══ MATERIAL PROVIDED

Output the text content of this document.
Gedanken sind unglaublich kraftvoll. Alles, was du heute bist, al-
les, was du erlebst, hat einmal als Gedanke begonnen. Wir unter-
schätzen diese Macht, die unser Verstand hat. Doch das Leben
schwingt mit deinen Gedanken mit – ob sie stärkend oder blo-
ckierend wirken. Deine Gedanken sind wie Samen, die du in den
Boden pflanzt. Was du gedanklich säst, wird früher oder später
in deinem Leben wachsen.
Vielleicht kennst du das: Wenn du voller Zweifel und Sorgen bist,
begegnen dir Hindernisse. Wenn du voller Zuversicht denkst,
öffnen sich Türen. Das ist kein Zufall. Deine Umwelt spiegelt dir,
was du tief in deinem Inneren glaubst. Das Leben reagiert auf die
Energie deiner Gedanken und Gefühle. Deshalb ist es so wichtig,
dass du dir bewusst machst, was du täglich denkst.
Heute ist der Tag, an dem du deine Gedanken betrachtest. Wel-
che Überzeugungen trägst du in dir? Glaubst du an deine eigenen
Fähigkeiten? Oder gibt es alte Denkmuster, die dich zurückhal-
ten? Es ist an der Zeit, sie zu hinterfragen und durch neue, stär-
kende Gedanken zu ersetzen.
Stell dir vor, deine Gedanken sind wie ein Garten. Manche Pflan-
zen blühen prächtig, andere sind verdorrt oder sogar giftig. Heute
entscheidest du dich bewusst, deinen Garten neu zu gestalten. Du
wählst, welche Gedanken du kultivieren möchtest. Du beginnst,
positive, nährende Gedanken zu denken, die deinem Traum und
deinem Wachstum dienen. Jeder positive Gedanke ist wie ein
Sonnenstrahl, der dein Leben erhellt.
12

════
══ MATERIAL PROVIDED

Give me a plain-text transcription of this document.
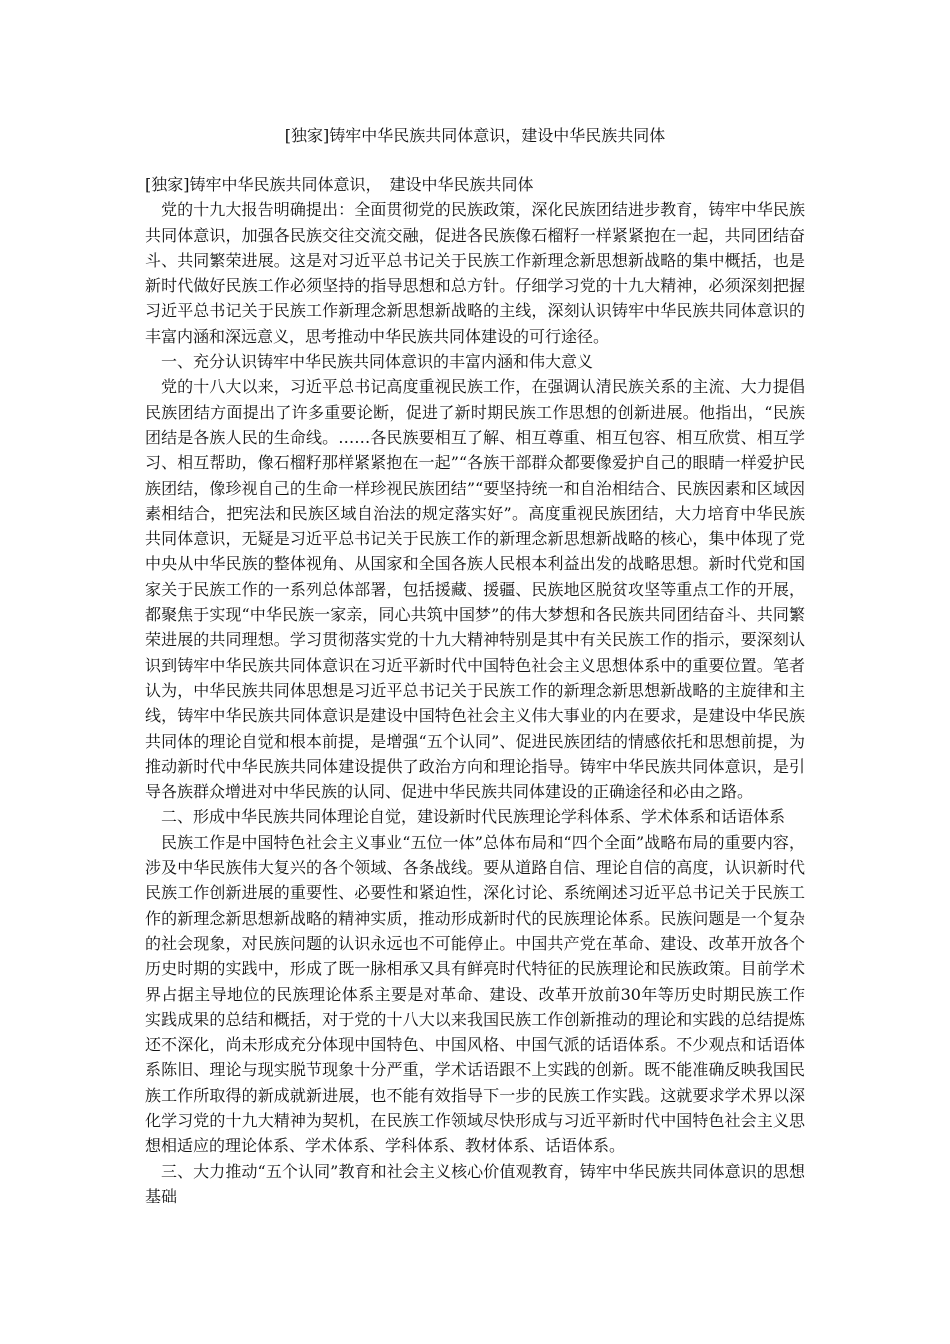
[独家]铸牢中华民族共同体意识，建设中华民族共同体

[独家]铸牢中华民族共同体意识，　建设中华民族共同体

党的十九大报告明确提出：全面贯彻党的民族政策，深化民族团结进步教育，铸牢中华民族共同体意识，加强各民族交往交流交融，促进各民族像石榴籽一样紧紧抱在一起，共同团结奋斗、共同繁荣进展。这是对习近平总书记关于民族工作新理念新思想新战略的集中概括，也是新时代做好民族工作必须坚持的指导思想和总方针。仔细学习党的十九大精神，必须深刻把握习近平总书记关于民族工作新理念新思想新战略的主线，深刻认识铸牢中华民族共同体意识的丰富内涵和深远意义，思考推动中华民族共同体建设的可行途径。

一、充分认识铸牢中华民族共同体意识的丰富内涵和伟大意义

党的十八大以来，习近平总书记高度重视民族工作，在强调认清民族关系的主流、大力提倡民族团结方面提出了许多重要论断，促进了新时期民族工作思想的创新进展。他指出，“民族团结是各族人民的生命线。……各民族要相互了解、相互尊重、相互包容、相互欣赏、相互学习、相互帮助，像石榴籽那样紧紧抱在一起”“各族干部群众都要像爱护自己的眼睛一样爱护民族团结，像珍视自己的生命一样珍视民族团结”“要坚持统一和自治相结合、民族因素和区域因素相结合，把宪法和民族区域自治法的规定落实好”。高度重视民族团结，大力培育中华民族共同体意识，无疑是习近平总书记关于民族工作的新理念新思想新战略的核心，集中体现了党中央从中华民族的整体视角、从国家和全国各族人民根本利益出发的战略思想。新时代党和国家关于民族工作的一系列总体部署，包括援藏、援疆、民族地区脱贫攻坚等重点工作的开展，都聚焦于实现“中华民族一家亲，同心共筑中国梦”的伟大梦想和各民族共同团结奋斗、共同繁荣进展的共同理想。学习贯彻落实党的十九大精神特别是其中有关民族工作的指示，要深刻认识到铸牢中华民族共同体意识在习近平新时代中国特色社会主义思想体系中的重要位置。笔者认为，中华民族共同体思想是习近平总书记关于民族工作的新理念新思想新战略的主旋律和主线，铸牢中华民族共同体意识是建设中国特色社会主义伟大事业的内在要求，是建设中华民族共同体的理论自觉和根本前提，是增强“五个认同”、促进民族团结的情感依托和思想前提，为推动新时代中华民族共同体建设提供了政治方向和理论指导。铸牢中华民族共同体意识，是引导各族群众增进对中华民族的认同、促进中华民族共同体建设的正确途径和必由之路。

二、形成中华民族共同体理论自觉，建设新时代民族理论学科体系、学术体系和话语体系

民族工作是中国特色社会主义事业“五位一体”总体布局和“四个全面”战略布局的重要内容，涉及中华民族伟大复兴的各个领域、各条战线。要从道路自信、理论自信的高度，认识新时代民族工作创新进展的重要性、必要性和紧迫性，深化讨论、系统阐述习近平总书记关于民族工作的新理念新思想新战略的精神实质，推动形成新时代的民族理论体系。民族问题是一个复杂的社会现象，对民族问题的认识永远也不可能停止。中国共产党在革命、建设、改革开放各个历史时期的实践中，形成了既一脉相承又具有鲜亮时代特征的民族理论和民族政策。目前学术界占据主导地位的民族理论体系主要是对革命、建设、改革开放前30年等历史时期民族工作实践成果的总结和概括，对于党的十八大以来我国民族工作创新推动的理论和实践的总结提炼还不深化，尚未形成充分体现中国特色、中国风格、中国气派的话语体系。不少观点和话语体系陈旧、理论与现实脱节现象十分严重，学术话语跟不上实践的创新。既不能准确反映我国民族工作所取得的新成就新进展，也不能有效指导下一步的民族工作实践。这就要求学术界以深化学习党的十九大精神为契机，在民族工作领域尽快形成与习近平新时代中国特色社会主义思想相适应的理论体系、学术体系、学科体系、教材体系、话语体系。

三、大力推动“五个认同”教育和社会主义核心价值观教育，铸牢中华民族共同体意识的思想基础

════
══ MATERIAL PROVIDED

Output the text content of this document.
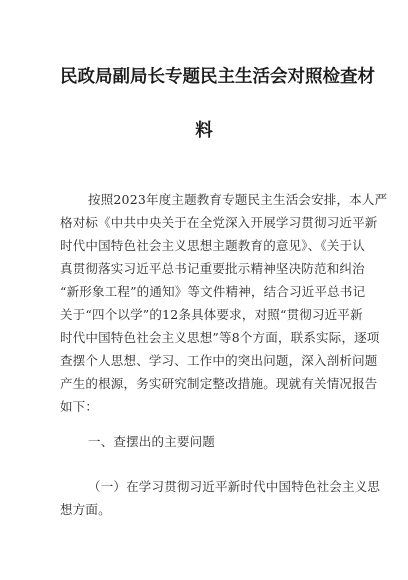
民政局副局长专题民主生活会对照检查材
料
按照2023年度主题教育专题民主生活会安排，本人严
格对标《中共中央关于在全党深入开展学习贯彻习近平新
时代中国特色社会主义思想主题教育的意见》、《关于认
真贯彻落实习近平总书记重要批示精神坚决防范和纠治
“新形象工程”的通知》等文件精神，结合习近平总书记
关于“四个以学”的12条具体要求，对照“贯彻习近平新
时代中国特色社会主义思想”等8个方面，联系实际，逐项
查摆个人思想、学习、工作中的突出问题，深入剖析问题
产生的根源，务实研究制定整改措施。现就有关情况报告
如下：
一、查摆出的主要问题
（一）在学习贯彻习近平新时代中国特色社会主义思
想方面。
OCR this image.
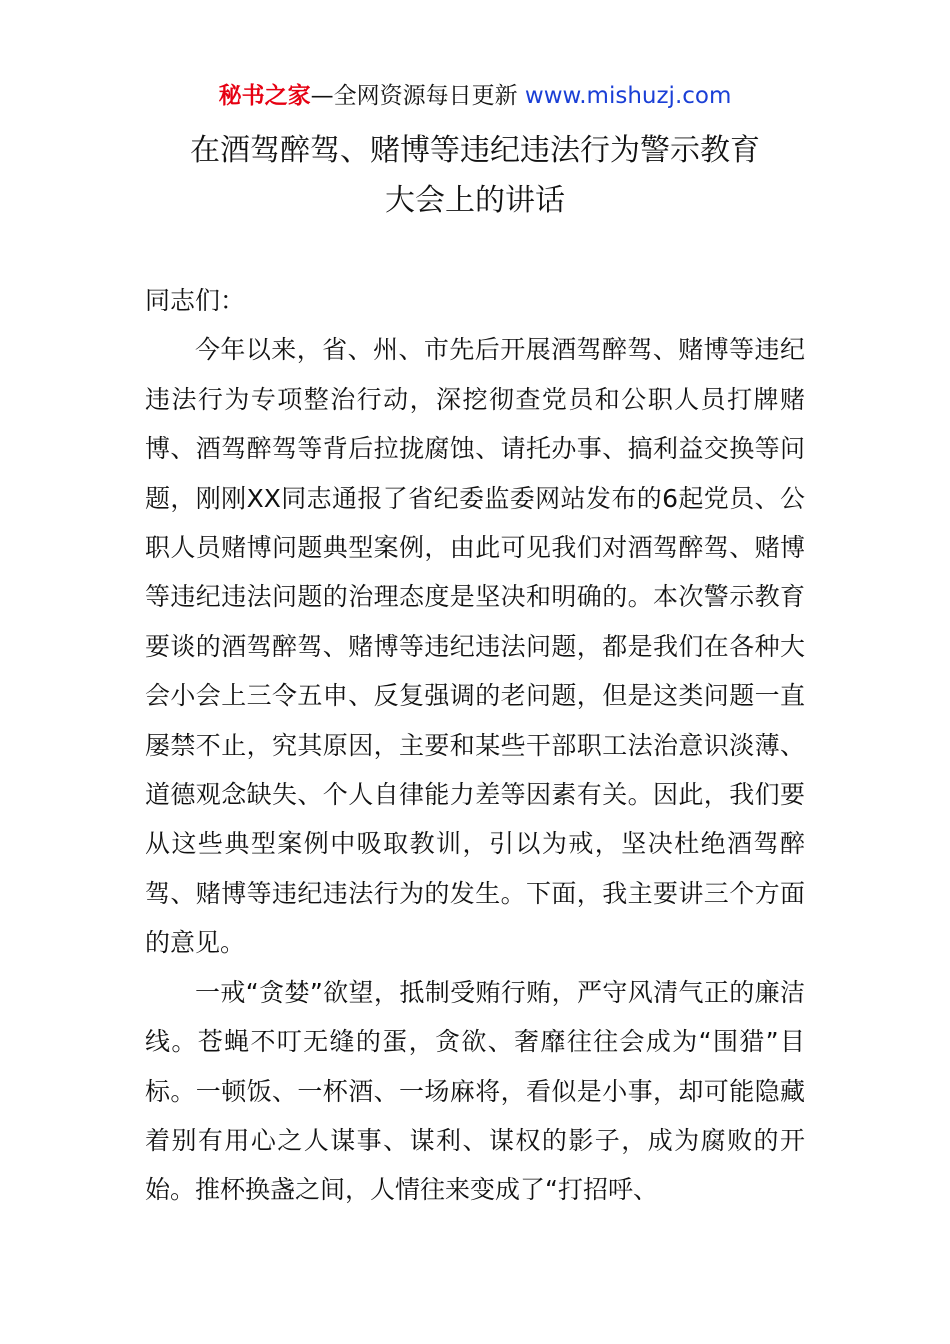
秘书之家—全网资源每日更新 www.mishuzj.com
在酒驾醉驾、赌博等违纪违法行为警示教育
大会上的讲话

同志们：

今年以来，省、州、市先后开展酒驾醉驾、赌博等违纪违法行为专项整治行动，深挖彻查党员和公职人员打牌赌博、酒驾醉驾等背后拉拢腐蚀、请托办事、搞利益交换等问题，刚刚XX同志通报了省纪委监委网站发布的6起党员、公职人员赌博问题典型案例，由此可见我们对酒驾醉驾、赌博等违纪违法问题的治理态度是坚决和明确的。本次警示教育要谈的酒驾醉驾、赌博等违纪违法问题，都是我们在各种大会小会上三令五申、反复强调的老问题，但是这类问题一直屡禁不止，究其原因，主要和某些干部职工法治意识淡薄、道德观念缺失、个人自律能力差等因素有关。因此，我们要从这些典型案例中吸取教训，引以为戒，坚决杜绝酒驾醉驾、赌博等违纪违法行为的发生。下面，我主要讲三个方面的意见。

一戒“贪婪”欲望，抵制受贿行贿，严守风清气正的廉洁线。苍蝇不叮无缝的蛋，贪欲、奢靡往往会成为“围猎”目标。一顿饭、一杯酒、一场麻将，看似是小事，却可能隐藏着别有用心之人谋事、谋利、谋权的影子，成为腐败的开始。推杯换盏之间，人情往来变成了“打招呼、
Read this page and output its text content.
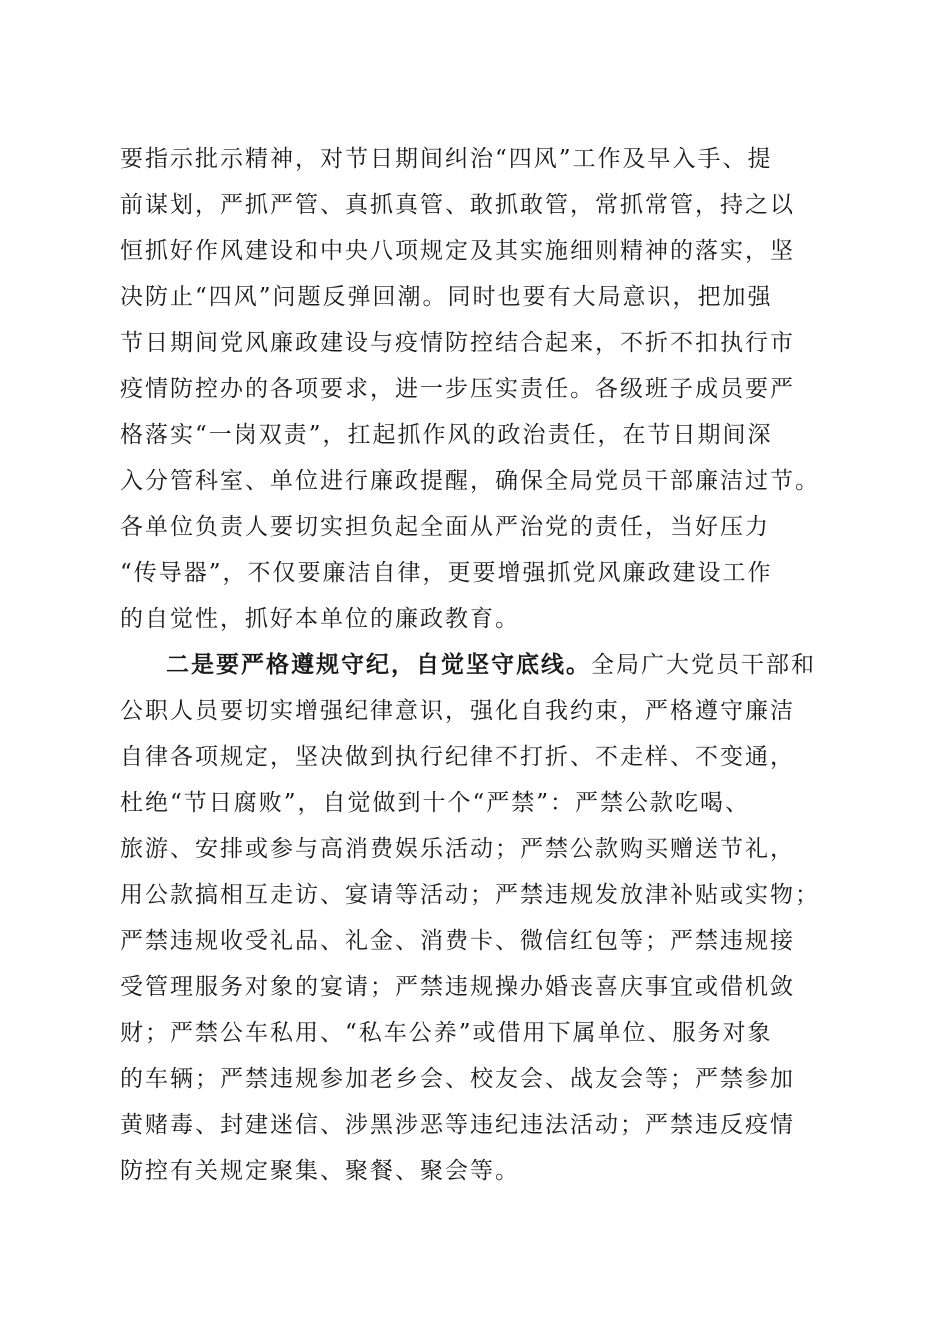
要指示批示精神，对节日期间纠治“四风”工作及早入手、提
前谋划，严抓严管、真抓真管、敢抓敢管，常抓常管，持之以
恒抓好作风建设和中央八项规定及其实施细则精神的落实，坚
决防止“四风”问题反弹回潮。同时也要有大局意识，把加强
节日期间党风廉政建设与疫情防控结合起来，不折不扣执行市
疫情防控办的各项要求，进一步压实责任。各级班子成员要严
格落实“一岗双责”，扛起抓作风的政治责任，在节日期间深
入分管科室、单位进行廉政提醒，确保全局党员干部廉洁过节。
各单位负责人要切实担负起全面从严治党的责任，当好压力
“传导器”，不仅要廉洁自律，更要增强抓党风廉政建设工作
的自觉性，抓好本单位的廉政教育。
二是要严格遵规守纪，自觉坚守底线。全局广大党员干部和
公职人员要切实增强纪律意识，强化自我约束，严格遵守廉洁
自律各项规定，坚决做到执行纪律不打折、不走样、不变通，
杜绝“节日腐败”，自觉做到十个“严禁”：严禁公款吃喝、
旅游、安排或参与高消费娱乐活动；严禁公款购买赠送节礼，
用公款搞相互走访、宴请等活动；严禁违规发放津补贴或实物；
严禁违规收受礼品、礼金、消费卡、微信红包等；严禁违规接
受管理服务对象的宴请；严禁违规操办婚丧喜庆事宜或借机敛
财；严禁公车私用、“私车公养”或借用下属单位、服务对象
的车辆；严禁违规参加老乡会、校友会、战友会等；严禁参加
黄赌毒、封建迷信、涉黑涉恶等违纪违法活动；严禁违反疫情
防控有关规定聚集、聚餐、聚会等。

════

EXERCISE BRIEF:
Find every line holding the word "Garten"; give their count and nothing else.

COMPLETE RESPONSE:
2